* start RECORDS TO USE *

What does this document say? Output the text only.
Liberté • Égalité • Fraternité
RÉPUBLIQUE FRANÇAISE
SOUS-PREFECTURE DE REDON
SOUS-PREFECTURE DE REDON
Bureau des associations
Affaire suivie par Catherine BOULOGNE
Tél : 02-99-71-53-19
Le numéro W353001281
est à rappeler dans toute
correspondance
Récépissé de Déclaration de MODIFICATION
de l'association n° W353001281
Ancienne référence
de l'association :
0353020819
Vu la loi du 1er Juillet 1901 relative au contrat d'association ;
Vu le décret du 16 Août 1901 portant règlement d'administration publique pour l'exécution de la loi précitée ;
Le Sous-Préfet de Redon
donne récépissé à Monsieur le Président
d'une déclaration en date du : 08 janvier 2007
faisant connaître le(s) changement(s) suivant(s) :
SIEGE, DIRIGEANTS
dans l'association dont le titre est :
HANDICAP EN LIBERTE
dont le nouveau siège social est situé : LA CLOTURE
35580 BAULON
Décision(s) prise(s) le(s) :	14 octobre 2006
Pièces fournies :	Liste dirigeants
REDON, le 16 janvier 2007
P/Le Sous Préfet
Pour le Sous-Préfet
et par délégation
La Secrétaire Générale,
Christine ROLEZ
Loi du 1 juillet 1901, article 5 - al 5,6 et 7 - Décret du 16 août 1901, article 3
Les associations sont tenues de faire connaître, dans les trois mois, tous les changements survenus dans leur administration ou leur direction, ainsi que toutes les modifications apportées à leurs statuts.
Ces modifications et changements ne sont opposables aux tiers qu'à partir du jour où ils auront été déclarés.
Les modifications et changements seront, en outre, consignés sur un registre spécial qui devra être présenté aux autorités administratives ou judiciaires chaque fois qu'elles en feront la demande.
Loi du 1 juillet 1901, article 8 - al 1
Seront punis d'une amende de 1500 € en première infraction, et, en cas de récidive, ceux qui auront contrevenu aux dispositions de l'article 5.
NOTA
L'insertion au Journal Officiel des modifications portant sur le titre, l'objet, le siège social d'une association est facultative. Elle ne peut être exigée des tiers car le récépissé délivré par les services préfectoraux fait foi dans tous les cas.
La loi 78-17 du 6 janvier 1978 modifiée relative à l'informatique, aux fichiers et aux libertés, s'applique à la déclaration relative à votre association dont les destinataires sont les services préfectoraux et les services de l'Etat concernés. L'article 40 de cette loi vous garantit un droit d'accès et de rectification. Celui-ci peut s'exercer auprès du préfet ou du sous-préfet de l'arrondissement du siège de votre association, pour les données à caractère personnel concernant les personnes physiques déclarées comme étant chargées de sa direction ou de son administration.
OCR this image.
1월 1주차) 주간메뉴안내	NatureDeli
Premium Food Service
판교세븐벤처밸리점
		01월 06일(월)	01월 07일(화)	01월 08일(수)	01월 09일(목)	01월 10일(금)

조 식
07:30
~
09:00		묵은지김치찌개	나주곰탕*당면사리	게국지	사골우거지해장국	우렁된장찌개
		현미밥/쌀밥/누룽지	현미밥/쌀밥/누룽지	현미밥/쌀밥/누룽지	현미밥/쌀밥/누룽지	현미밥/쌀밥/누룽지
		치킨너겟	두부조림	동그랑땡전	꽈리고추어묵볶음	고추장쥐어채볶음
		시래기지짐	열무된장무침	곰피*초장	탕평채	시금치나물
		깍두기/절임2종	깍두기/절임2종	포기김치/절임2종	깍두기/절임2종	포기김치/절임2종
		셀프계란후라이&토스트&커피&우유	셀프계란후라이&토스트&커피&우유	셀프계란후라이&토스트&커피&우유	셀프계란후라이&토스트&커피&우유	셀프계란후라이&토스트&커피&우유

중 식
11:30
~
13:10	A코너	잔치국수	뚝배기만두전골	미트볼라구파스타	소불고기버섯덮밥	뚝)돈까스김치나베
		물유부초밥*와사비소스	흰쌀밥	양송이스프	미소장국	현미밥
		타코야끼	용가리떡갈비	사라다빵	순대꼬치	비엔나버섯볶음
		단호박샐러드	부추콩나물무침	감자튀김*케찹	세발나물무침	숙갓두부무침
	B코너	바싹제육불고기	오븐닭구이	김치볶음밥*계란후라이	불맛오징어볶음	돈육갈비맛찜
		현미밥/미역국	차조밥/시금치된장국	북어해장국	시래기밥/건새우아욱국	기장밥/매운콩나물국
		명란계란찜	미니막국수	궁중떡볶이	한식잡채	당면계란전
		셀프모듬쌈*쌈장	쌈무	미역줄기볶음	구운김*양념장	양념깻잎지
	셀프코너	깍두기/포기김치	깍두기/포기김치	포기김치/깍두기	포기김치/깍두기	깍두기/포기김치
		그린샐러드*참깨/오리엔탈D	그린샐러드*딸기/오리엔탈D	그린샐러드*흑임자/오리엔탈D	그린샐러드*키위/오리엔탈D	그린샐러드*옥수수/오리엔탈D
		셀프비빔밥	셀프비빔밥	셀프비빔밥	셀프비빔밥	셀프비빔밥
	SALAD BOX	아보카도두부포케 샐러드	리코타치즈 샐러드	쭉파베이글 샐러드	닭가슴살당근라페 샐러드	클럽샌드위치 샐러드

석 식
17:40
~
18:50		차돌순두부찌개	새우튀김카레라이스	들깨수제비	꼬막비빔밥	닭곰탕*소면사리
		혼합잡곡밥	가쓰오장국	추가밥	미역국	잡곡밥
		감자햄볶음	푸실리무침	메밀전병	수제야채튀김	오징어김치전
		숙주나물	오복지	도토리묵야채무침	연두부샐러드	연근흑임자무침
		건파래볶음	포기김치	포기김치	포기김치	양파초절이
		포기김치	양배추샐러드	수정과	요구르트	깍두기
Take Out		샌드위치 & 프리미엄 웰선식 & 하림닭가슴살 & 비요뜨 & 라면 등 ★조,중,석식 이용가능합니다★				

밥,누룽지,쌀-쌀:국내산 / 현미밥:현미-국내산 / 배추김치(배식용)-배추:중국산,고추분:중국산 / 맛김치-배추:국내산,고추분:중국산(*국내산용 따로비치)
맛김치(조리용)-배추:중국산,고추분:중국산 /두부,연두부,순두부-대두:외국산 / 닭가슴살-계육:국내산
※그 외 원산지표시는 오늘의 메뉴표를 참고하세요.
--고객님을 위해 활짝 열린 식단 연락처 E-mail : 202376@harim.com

* end RECORDS TO USE *

» WHAT THE EXERCISE ASKS: Show all lines in the entries above where the word "connaître" appears.

» WRITTEN ANSWER:
faisant connaître le(s) changement(s) suivant(s) :
Les associations sont tenues de faire connaître, dans les trois mois, tous les changements survenus dans leur administration ou leur direction, ainsi que toutes les modifications apportées à leurs statuts.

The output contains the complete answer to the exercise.